**Stated task**.
Using the records that follow, copy every line containing the word "game".

-- START OF Supplied material --

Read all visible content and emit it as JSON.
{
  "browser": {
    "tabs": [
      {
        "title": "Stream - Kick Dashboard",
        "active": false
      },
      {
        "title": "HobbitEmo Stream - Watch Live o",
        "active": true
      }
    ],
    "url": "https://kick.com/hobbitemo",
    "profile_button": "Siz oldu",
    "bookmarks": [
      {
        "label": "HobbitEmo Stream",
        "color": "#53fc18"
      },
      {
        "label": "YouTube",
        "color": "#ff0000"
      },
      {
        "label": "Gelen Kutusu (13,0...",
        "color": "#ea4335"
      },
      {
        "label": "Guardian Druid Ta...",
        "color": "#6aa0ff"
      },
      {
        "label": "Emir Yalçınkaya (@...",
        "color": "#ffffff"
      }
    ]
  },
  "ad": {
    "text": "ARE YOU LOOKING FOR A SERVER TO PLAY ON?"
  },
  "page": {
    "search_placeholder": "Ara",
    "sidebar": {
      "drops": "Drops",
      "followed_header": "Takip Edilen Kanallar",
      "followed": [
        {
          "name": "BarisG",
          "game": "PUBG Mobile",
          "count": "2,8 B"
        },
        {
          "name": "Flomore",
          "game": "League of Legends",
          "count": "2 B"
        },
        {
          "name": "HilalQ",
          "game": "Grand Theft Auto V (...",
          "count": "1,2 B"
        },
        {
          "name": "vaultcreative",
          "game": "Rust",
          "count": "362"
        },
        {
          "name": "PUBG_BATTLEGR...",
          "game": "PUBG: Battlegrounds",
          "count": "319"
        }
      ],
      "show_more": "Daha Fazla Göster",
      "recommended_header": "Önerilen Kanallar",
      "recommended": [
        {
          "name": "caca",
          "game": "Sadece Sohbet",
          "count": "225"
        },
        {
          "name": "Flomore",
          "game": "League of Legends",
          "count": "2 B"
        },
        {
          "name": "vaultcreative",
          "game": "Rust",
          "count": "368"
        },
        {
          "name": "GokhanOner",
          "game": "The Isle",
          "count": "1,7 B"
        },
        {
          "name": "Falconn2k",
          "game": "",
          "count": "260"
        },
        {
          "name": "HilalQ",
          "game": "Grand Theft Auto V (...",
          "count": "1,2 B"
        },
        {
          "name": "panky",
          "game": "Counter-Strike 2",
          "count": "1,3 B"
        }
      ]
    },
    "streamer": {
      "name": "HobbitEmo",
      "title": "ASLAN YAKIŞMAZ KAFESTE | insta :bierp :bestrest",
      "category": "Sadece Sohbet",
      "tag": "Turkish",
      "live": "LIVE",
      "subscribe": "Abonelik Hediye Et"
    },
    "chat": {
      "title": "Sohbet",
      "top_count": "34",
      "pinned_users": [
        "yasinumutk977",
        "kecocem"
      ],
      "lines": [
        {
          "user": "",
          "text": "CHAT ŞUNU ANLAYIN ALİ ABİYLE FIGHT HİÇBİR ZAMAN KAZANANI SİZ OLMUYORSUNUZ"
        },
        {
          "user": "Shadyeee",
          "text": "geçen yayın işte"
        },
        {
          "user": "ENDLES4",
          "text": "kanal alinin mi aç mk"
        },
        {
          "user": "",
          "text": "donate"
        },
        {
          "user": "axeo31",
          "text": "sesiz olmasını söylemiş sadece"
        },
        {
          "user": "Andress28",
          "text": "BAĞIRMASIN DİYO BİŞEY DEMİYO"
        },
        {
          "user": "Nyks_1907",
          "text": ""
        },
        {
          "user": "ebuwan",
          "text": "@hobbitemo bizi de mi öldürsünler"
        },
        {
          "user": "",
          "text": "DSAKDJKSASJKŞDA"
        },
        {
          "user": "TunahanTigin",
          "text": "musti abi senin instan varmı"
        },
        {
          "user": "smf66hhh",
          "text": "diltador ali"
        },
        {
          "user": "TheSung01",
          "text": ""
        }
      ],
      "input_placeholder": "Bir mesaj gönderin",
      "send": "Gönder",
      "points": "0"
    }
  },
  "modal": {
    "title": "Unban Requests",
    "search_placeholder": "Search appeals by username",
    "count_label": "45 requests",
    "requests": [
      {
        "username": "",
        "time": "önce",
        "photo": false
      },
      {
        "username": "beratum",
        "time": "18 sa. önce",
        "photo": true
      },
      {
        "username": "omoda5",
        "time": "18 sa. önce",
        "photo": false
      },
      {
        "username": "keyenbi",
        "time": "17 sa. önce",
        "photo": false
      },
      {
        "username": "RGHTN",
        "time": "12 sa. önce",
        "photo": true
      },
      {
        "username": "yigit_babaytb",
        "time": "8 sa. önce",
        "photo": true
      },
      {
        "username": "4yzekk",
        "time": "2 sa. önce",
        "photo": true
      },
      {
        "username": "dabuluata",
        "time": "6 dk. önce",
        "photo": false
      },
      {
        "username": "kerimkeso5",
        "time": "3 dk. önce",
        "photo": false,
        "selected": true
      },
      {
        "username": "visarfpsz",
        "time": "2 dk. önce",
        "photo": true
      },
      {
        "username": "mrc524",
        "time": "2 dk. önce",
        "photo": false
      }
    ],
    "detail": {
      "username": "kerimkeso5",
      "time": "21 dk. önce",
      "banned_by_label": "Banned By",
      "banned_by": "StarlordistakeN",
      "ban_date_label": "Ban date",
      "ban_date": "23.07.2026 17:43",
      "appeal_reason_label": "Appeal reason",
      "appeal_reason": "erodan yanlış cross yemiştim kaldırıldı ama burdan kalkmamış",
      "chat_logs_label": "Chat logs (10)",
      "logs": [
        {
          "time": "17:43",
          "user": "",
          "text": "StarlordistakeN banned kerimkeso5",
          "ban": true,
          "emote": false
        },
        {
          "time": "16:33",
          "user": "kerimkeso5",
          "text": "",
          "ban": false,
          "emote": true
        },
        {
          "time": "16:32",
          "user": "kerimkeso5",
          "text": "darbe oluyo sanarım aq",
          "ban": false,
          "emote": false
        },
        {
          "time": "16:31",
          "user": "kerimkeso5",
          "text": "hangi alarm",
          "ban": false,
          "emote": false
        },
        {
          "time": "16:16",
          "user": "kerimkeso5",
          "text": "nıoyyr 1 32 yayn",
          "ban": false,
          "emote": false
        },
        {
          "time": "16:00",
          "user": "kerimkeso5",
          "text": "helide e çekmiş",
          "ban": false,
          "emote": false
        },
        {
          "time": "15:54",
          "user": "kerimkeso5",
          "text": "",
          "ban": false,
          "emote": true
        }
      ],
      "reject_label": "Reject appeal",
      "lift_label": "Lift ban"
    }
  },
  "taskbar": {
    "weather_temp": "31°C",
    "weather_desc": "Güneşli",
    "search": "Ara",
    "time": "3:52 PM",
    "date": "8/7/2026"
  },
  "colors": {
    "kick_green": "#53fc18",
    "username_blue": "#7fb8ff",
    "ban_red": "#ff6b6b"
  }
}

-- END OF Supplied material --

**Correct answer**.
          "game": "PUBG Mobile",
          "game": "League of Legends",
          "game": "Grand Theft Auto V (...",
          "game": "Rust",
          "game": "PUBG: Battlegrounds",
          "game": "Sadece Sohbet",
          "game": "League of Legends",
          "game": "Rust",
          "game": "The Isle",
          "game": "",
          "game": "Grand Theft Auto V (...",
          "game": "Counter-Strike 2",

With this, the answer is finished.